#### Texte fourni ####

Dossier : IMM-4876-01

Référence neutre : 2002 CFPI 1289

ENTRE :

                                                           Justin IKELEMFU NGOYI

                                                                                                                             Partie demanderesse

ET

                       LE MINISTRE DE LA CITOYENNETÉ ET DE L'IMMIGRATION

                                                                                                                               Partie défenderesse

                                                    MOTIFS DE L'ORDONNANCE

LE JUGE LEMIEUX

[1]                 Le 5 juillet 2001, la Section du statut de réfugié de la Commission de l'immigration et du statut de réfugié (le « tribunal » ) rejette la revendication du demandeur, Justin Ikelemfu Ngoyi, un citoyen de la République démocratique du Congo ( « RDC » ).

[2]                 Le demandeur allègue une crainte bien-fondée de persécution par les autorités congolaises au motif de ses opinions politiques:

1)         à l'Université de Kinshasa, avec d'autres étudiants, il s'apprête à former un groupe de résistance contre le gouvernement Kabila;


2)         ayant une fiancée d'origine Rwandaise, il est contre la politique du gouvernement Kabila d'expulser les Rwandais du territoire. Il aurait protégé et par la suite aurait aidé sa fiancée et sa mère à fuir le RDC.

[3]                 D'après son Formulaire de Renseignements Personnels ( « FRP » ), il fut arrêté et torturé et, le lendemain, transféré à la prison centrale de Makala où il fut incarcéré pendant quatorze mois. Son père paye un pot de vin aux autorités militaires. Le demandeur est libéré et s'évade du pays revendiquant le statut de réfugié au Canada le 24 mai 2000.

[4]                 Le tribunal ne croit pas le récit du demandeur. Surtout, il ne croit pas que le demandeur ait été emprisonné dans la prison centrale de Makala.

[5]                 Selon le tribunal, le demandeur est non crédible parce qu'il n'a pas été capable d'en faire un croquis ni de donner des détails sur les lieux de son emprisonnement. Qui est plus, il est confronté par un dessin de l'intérieur de la prison (pièce T-1) tirée du rapport de l'Association zaïroise des droits de l'homme ( « ASADHO » ). Le tribunal écrit:

Contrairement au croquis du revendicateur, tous ces pavillons sont à l'intérieur du rectangle formé par les quatre murs. Il y figure des jardins, des ateliers, des hangars, un centre de santé et un petit stade de football. Confronté, le revendicateur n'a pas été capable d'expliquer pourquoi il ne savait rien de tous ces détails. Contrairement à son croquis, à la place où il prétendait se promener avec les autres prisonniers figurent des bâtiments et des pavillons.

#### Jeu de données ####

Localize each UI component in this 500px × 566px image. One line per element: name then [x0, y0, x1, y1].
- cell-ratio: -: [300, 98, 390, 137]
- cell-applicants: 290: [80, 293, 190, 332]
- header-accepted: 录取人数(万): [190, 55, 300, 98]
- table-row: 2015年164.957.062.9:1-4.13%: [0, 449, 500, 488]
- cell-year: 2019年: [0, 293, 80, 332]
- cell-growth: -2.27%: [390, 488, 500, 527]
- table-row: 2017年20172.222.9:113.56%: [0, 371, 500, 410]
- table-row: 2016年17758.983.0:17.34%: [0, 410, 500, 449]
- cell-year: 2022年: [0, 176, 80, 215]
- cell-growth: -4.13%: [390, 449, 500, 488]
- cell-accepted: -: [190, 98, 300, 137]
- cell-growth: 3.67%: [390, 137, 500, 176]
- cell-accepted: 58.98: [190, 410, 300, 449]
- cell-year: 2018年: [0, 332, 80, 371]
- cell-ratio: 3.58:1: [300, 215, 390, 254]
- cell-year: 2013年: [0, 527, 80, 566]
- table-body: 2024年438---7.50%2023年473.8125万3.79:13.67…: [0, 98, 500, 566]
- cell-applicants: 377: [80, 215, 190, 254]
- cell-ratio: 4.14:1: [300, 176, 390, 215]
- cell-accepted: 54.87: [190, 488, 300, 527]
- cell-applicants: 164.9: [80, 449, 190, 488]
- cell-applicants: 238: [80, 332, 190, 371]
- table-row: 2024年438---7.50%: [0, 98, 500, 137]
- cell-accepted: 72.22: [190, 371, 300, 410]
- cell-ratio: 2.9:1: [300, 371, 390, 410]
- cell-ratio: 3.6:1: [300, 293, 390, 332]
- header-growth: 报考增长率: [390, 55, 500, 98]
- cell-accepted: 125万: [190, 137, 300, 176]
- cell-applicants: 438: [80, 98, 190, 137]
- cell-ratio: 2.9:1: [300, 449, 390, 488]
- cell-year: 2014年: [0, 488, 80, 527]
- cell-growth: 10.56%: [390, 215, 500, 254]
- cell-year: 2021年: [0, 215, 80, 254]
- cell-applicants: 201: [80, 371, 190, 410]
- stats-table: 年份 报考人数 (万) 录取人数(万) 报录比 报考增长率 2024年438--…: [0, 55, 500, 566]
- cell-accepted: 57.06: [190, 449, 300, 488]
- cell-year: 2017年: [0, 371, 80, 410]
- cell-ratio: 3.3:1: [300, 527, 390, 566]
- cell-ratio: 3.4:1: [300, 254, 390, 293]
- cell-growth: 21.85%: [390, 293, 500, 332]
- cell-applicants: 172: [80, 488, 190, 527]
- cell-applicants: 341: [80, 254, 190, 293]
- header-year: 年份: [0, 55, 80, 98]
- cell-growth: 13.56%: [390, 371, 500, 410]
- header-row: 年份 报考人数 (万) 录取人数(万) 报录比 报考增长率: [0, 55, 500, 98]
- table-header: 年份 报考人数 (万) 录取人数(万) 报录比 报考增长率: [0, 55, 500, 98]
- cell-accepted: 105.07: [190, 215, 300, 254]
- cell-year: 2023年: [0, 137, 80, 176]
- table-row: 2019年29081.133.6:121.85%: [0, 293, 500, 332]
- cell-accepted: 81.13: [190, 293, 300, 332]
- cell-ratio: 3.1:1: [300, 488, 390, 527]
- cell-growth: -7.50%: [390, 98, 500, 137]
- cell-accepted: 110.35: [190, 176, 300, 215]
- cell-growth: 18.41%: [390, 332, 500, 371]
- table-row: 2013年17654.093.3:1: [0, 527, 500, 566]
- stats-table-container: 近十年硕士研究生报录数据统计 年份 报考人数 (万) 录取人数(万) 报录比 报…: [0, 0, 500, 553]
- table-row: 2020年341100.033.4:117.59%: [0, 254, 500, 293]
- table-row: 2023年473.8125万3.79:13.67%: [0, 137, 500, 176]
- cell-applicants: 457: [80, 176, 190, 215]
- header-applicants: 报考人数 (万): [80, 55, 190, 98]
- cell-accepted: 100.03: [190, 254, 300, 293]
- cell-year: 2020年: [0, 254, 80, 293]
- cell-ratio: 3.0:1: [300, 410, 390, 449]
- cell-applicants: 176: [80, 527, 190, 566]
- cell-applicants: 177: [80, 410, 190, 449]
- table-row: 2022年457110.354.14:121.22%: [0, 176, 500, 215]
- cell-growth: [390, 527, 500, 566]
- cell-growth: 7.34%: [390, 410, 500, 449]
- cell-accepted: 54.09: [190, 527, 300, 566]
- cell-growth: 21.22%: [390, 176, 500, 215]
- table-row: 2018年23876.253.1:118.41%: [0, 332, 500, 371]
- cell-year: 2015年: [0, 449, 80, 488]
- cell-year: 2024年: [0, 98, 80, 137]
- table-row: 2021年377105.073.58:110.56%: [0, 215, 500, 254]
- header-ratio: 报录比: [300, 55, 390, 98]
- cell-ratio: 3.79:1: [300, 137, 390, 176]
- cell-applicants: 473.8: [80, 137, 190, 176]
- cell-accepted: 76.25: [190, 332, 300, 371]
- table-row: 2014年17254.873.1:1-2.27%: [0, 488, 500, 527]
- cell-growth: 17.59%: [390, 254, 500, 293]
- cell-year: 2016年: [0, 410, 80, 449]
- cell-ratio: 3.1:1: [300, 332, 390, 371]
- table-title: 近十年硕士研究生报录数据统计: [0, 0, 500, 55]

####

Recopiez, dans les motifs de l'ordonnance, le passage allant de « MOTIFS DE L'ORDONNANCE » jusqu'à « fuir le RDC. ».

MOTIFS DE L'ORDONNANCE

LE JUGE LEMIEUX

[1]                 Le 5 juillet 2001, la Section du statut de réfugié de la Commission de l'immigration et du statut de réfugié (le « tribunal » ) rejette la revendication du demandeur, Justin Ikelemfu Ngoyi, un citoyen de la République démocratique du Congo ( « RDC » ).

[2]                 Le demandeur allègue une crainte bien-fondée de persécution par les autorités congolaises au motif de ses opinions politiques:

1)         à l'Université de Kinshasa, avec d'autres étudiants, il s'apprête à former un groupe de résistance contre le gouvernement Kabila;


2)         ayant une fiancée d'origine Rwandaise, il est contre la politique du gouvernement Kabila d'expulser les Rwandais du territoire. Il aurait protégé et par la suite aurait aidé sa fiancée et sa mère à fuir le RDC.